** Start SOURCE DATA **

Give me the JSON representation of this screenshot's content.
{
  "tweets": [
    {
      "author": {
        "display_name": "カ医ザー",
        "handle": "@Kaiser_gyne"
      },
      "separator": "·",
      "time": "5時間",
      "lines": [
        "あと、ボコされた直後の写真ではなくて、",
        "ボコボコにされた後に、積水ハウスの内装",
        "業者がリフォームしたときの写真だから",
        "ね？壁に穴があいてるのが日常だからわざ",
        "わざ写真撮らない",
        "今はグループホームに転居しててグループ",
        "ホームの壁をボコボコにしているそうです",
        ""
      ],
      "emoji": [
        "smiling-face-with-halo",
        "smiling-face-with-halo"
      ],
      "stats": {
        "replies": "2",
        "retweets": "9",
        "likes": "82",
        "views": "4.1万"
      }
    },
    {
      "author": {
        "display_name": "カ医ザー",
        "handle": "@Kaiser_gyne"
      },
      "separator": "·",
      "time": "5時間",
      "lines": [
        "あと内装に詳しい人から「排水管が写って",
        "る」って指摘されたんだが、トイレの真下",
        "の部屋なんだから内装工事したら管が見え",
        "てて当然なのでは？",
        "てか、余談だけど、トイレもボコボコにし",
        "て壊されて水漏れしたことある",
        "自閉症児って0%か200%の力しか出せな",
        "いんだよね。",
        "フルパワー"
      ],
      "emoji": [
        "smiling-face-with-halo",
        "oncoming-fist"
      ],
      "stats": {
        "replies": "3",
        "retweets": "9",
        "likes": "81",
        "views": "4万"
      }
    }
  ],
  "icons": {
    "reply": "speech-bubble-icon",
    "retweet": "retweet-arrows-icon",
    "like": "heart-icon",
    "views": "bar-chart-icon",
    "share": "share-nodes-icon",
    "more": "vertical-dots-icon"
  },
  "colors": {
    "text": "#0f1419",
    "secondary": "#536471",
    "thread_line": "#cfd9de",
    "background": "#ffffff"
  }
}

** End SOURCE DATA **

§ OBJECTIVE
Quote all the records. Keep every word exact.

§ ANSWER TO THIS EXERCISE
Give me the JSON representation of this screenshot's content.
{
  "tweets": [
    {
      "author": {
        "display_name": "カ医ザー",
        "handle": "@Kaiser_gyne"
      },
      "separator": "·",
      "time": "5時間",
      "lines": [
        "あと、ボコされた直後の写真ではなくて、",
        "ボコボコにされた後に、積水ハウスの内装",
        "業者がリフォームしたときの写真だから",
        "ね？壁に穴があいてるのが日常だからわざ",
        "わざ写真撮らない",
        "今はグループホームに転居しててグループ",
        "ホームの壁をボコボコにしているそうです",
        ""
      ],
      "emoji": [
        "smiling-face-with-halo",
        "smiling-face-with-halo"
      ],
      "stats": {
        "replies": "2",
        "retweets": "9",
        "likes": "82",
        "views": "4.1万"
      }
    },
    {
      "author": {
        "display_name": "カ医ザー",
        "handle": "@Kaiser_gyne"
      },
      "separator": "·",
      "time": "5時間",
      "lines": [
        "あと内装に詳しい人から「排水管が写って",
        "る」って指摘されたんだが、トイレの真下",
        "の部屋なんだから内装工事したら管が見え",
        "てて当然なのでは？",
        "てか、余談だけど、トイレもボコボコにし",
        "て壊されて水漏れしたことある",
        "自閉症児って0%か200%の力しか出せな",
        "いんだよね。",
        "フルパワー"
      ],
      "emoji": [
        "smiling-face-with-halo",
        "oncoming-fist"
      ],
      "stats": {
        "replies": "3",
        "retweets": "9",
        "likes": "81",
        "views": "4万"
      }
    }
  ],
  "icons": {
    "reply": "speech-bubble-icon",
    "retweet": "retweet-arrows-icon",
    "like": "heart-icon",
    "views": "bar-chart-icon",
    "share": "share-nodes-icon",
    "more": "vertical-dots-icon"
  },
  "colors": {
    "text": "#0f1419",
    "secondary": "#536471",
    "thread_line": "#cfd9de",
    "background": "#ffffff"
  }
}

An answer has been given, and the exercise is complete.